Tarea: Extrae íntegra y sin ningún cambio la columna sobre la misericordia que aparece a continuación.
---- Texto para leer
Nunca es tarde para la misericordia

Columna de opinión de Mons. Mariano Fazio, Vicario General del Opus Dei, publicada por el diario Clarín con ocasión del cierre del Año de la Misericordia.

Decía Borges que los clásicos son libros que se leen con un previo fervor y a los que se les mantiene una misteriosa lealtad. Superan el pasar del tiempo: son actuales porque llegan al corazón de lo humano.

La Iglesia Católica está por finalizar el Año de la Misericordia. El mundo —pensarán muchos— camina por otros derroteros, pero, como lo demuestran los grandes autores, la misericordia es un valor universal.

La Divina Comedia comienza con Dante en medio de una selva oscura y su camino está interrumpido por tres fieras. Al vislumbrar una sombra —que resultará ser Virgilio—, pronuncia sus primeras palabras: “Quien quiera que seas, ¡ten misericordia de mí!”. Allí inicia su salvación: sabe que no se puede liberar solo de los peligros de la vida y acude a quien le pueda ayudar. Virgilio —un no cristiano— obrará misericordiosamente.

Tres siglos más tarde, Shakespeare afirma en El Mercader de Venecia: “La misericordia no es obligatoria; cae como la dulce lluvia del cielo sobre la tierra que está bajo ella. Es una doble bendición; bendice al que la concede y al que la recibe”. Por su parte, Cervantes, al dar consejos a Sancho para el buen gobierno de Barataria, le propone: “Aunque los atributos de Dios todos son iguales, más resplandece y campea, a nuestro ver, el de la misericordia que el de la justicia”.
--------
---- Material proporcionado
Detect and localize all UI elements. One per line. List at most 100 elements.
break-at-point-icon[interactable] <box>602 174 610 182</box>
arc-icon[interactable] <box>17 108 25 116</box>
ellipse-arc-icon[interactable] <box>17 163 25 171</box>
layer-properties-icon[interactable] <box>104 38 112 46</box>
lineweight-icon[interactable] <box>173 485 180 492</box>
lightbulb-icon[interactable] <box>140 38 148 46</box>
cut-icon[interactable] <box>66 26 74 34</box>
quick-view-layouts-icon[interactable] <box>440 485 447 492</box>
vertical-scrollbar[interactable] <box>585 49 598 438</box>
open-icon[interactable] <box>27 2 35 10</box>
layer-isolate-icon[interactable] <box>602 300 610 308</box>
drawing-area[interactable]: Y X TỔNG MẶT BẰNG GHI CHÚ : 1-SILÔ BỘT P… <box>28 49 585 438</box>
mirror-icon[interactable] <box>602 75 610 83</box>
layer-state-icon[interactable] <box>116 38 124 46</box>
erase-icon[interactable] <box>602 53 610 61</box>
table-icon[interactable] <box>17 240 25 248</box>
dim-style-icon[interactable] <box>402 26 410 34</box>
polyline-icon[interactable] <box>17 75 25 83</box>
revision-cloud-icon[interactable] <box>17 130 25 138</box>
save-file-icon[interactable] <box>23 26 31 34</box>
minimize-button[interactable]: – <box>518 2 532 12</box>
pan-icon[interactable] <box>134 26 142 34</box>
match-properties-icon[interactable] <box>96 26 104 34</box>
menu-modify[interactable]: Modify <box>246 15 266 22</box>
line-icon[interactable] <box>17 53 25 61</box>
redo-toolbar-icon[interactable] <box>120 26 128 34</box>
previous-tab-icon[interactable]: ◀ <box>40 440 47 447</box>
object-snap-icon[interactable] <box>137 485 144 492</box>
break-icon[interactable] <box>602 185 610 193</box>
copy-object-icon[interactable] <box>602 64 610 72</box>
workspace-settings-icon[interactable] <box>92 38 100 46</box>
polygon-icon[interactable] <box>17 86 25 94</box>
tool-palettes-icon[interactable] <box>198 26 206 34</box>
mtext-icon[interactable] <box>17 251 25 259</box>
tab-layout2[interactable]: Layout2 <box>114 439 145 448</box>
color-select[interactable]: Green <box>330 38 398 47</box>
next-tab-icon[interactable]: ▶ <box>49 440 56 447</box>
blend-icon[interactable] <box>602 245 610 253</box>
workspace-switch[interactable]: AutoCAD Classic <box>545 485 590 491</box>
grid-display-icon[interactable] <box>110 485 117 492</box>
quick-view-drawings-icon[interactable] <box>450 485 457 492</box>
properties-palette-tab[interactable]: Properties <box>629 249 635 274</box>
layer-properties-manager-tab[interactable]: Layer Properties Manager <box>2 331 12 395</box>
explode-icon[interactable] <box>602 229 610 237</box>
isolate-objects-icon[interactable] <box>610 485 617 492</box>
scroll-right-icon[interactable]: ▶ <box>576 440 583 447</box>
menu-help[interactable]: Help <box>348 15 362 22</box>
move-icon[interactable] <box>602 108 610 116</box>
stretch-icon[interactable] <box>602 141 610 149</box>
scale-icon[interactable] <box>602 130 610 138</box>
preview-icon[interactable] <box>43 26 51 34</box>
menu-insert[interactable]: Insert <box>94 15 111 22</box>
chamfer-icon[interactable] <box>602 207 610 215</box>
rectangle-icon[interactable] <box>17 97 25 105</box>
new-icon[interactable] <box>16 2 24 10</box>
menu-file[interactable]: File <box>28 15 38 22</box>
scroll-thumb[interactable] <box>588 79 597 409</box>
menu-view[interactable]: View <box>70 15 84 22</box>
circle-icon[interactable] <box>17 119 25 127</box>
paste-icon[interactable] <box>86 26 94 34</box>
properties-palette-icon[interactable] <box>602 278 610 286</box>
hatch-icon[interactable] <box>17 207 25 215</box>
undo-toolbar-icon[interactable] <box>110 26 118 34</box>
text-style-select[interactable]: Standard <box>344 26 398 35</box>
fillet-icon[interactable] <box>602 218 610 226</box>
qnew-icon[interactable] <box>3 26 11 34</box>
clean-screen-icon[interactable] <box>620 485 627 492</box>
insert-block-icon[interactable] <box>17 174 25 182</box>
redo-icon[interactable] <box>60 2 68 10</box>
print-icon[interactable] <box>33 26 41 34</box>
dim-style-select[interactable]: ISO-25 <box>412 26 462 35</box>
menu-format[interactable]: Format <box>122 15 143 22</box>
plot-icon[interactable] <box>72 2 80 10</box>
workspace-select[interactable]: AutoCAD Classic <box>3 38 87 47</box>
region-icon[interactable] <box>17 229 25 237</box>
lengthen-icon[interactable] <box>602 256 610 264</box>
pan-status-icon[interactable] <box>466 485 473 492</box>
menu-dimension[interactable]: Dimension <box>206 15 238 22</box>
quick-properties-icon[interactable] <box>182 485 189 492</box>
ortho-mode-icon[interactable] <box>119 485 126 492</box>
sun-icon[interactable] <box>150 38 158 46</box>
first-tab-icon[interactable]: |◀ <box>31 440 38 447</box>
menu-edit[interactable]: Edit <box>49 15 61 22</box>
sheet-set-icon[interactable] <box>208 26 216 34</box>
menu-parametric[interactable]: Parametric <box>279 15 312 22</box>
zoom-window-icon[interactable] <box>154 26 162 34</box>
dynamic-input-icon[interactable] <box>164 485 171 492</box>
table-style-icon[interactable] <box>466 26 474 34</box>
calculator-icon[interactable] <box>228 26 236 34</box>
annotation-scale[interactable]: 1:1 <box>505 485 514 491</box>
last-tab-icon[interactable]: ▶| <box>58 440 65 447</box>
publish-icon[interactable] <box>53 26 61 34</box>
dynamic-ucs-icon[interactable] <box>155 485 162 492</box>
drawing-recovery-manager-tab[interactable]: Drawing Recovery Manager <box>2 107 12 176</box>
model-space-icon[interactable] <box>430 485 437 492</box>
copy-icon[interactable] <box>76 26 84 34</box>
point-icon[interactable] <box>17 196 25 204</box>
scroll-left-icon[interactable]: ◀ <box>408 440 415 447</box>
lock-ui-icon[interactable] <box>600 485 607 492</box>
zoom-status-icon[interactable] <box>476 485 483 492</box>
--------
Resultado:
Nunca es tarde para la misericordia

Columna de opinión de Mons. Mariano Fazio, Vicario General del Opus Dei, publicada por el diario Clarín con ocasión del cierre del Año de la Misericordia.

Decía Borges que los clásicos son libros que se leen con un previo fervor y a los que se les mantiene una misteriosa lealtad. Superan el pasar del tiempo: son actuales porque llegan al corazón de lo humano.

La Iglesia Católica está por finalizar el Año de la Misericordia. El mundo —pensarán muchos— camina por otros derroteros, pero, como lo demuestran los grandes autores, la misericordia es un valor universal.

La Divina Comedia comienza con Dante en medio de una selva oscura y su camino está interrumpido por tres fieras. Al vislumbrar una sombra —que resultará ser Virgilio—, pronuncia sus primeras palabras: “Quien quiera que seas, ¡ten misericordia de mí!”. Allí inicia su salvación: sabe que no se puede liberar solo de los peligros de la vida y acude a quien le pueda ayudar. Virgilio —un no cristiano— obrará misericordiosamente.

Tres siglos más tarde, Shakespeare afirma en El Mercader de Venecia: “La misericordia no es obligatoria; cae como la dulce lluvia del cielo sobre la tierra que está bajo ella. Es una doble bendición; bendice al que la concede y al que la recibe”. Por su parte, Cervantes, al dar consejos a Sancho para el buen gobierno de Barataria, le propone: “Aunque los atributos de Dios todos son iguales, más resplandece y campea, a nuestro ver, el de la misericordia que el de la justicia”.